(Figure collection entries)

┏━━

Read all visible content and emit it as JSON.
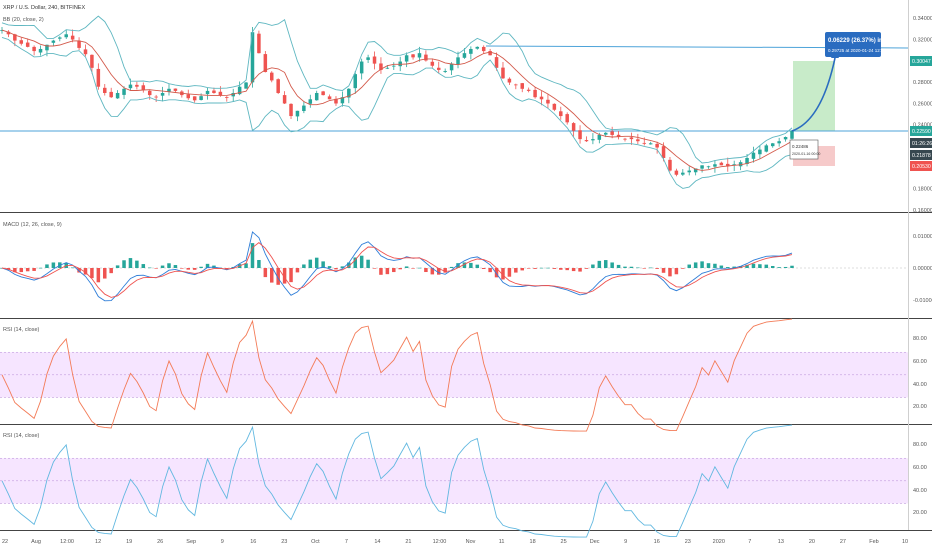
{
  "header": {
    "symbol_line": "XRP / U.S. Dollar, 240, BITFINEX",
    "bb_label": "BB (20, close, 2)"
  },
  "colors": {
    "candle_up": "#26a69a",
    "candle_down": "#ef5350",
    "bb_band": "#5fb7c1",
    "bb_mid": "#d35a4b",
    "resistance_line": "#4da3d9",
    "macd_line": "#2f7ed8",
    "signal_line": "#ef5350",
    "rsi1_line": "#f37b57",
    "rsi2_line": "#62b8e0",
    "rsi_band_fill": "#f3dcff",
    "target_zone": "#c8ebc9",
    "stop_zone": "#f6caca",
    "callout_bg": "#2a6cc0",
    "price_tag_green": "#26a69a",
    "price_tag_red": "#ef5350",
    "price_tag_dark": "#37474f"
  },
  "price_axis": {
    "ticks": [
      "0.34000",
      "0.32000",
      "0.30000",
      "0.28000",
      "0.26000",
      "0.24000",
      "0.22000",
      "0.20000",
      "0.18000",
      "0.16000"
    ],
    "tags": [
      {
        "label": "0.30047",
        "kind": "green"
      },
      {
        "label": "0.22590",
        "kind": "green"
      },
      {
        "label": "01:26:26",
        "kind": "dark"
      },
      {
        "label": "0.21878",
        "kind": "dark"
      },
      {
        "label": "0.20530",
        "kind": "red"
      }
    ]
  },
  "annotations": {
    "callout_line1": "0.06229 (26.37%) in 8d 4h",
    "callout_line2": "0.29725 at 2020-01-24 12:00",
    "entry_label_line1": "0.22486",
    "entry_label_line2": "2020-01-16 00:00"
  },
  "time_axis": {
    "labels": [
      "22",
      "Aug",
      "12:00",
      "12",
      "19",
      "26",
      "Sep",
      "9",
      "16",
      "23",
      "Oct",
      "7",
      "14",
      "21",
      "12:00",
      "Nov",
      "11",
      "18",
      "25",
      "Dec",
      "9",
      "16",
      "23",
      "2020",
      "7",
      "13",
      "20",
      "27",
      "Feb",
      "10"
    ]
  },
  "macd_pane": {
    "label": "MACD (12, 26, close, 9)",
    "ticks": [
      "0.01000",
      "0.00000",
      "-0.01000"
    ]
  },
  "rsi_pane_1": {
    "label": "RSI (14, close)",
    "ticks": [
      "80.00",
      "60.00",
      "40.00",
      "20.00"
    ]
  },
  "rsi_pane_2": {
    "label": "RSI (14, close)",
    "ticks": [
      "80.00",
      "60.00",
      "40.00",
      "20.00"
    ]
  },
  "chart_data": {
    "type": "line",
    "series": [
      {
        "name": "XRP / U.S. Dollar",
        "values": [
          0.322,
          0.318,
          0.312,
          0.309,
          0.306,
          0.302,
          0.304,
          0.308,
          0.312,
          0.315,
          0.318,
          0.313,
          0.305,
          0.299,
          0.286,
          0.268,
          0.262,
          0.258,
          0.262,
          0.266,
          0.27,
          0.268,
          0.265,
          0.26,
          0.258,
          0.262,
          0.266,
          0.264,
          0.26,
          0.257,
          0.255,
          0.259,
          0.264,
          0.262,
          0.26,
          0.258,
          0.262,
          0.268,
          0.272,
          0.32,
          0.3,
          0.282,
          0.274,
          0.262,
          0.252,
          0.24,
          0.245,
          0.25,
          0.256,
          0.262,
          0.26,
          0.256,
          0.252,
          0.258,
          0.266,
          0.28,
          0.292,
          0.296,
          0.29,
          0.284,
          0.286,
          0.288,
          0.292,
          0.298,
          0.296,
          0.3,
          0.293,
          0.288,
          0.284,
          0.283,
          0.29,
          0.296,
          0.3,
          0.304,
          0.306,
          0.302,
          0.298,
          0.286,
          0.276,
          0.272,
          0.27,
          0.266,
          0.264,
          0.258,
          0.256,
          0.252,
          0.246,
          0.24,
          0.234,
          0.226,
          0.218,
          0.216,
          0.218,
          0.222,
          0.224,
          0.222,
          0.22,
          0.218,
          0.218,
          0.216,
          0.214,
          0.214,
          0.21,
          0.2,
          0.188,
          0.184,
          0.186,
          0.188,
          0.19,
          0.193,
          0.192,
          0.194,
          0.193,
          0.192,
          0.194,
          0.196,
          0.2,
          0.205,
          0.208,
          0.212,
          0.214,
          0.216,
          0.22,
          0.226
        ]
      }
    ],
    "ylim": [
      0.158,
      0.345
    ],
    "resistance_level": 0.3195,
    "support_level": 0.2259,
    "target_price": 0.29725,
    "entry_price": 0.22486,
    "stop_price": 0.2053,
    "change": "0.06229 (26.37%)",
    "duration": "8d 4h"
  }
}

┗━━

▶ _Request_:
Transcribe every entry word for word, but omit the pictures.

▶ _Written reply_:
Read all visible content and emit it as JSON.
{
  "header": {
    "symbol_line": "XRP / U.S. Dollar, 240, BITFINEX",
    "bb_label": "BB (20, close, 2)"
  },
  "colors": {
    "candle_up": "#26a69a",
    "candle_down": "#ef5350",
    "bb_band": "#5fb7c1",
    "bb_mid": "#d35a4b",
    "resistance_line": "#4da3d9",
    "macd_line": "#2f7ed8",
    "signal_line": "#ef5350",
    "rsi1_line": "#f37b57",
    "rsi2_line": "#62b8e0",
    "rsi_band_fill": "#f3dcff",
    "target_zone": "#c8ebc9",
    "stop_zone": "#f6caca",
    "callout_bg": "#2a6cc0",
    "price_tag_green": "#26a69a",
    "price_tag_red": "#ef5350",
    "price_tag_dark": "#37474f"
  },
  "price_axis": {
    "ticks": [
      "0.34000",
      "0.32000",
      "0.30000",
      "0.28000",
      "0.26000",
      "0.24000",
      "0.22000",
      "0.20000",
      "0.18000",
      "0.16000"
    ],
    "tags": [
      {
        "label": "0.30047",
        "kind": "green"
      },
      {
        "label": "0.22590",
        "kind": "green"
      },
      {
        "label": "01:26:26",
        "kind": "dark"
      },
      {
        "label": "0.21878",
        "kind": "dark"
      },
      {
        "label": "0.20530",
        "kind": "red"
      }
    ]
  },
  "annotations": {
    "callout_line1": "0.06229 (26.37%) in 8d 4h",
    "callout_line2": "0.29725 at 2020-01-24 12:00",
    "entry_label_line1": "0.22486",
    "entry_label_line2": "2020-01-16 00:00"
  },
  "time_axis": {
    "labels": [
      "22",
      "Aug",
      "12:00",
      "12",
      "19",
      "26",
      "Sep",
      "9",
      "16",
      "23",
      "Oct",
      "7",
      "14",
      "21",
      "12:00",
      "Nov",
      "11",
      "18",
      "25",
      "Dec",
      "9",
      "16",
      "23",
      "2020",
      "7",
      "13",
      "20",
      "27",
      "Feb",
      "10"
    ]
  },
  "macd_pane": {
    "label": "MACD (12, 26, close, 9)",
    "ticks": [
      "0.01000",
      "0.00000",
      "-0.01000"
    ]
  },
  "rsi_pane_1": {
    "label": "RSI (14, close)",
    "ticks": [
      "80.00",
      "60.00",
      "40.00",
      "20.00"
    ]
  },
  "rsi_pane_2": {
    "label": "RSI (14, close)",
    "ticks": [
      "80.00",
      "60.00",
      "40.00",
      "20.00"
    ]
  },
  "chart_data": {
    "type": "line",
    "series": [
      {
        "name": "XRP / U.S. Dollar",
        "values": [
          0.322,
          0.318,
          0.312,
          0.309,
          0.306,
          0.302,
          0.304,
          0.308,
          0.312,
          0.315,
          0.318,
          0.313,
          0.305,
          0.299,
          0.286,
          0.268,
          0.262,
          0.258,
          0.262,
          0.266,
          0.27,
          0.268,
          0.265,
          0.26,
          0.258,
          0.262,
          0.266,
          0.264,
          0.26,
          0.257,
          0.255,
          0.259,
          0.264,
          0.262,
          0.26,
          0.258,
          0.262,
          0.268,
          0.272,
          0.32,
          0.3,
          0.282,
          0.274,
          0.262,
          0.252,
          0.24,
          0.245,
          0.25,
          0.256,
          0.262,
          0.26,
          0.256,
          0.252,
          0.258,
          0.266,
          0.28,
          0.292,
          0.296,
          0.29,
          0.284,
          0.286,
          0.288,
          0.292,
          0.298,
          0.296,
          0.3,
          0.293,
          0.288,
          0.284,
          0.283,
          0.29,
          0.296,
          0.3,
          0.304,
          0.306,
          0.302,
          0.298,
          0.286,
          0.276,
          0.272,
          0.27,
          0.266,
          0.264,
          0.258,
          0.256,
          0.252,
          0.246,
          0.24,
          0.234,
          0.226,
          0.218,
          0.216,
          0.218,
          0.222,
          0.224,
          0.222,
          0.22,
          0.218,
          0.218,
          0.216,
          0.214,
          0.214,
          0.21,
          0.2,
          0.188,
          0.184,
          0.186,
          0.188,
          0.19,
          0.193,
          0.192,
          0.194,
          0.193,
          0.192,
          0.194,
          0.196,
          0.2,
          0.205,
          0.208,
          0.212,
          0.214,
          0.216,
          0.22,
          0.226
        ]
      }
    ],
    "ylim": [
      0.158,
      0.345
    ],
    "resistance_level": 0.3195,
    "support_level": 0.2259,
    "target_price": 0.29725,
    "entry_price": 0.22486,
    "stop_price": 0.2053,
    "change": "0.06229 (26.37%)",
    "duration": "8d 4h"
  }
}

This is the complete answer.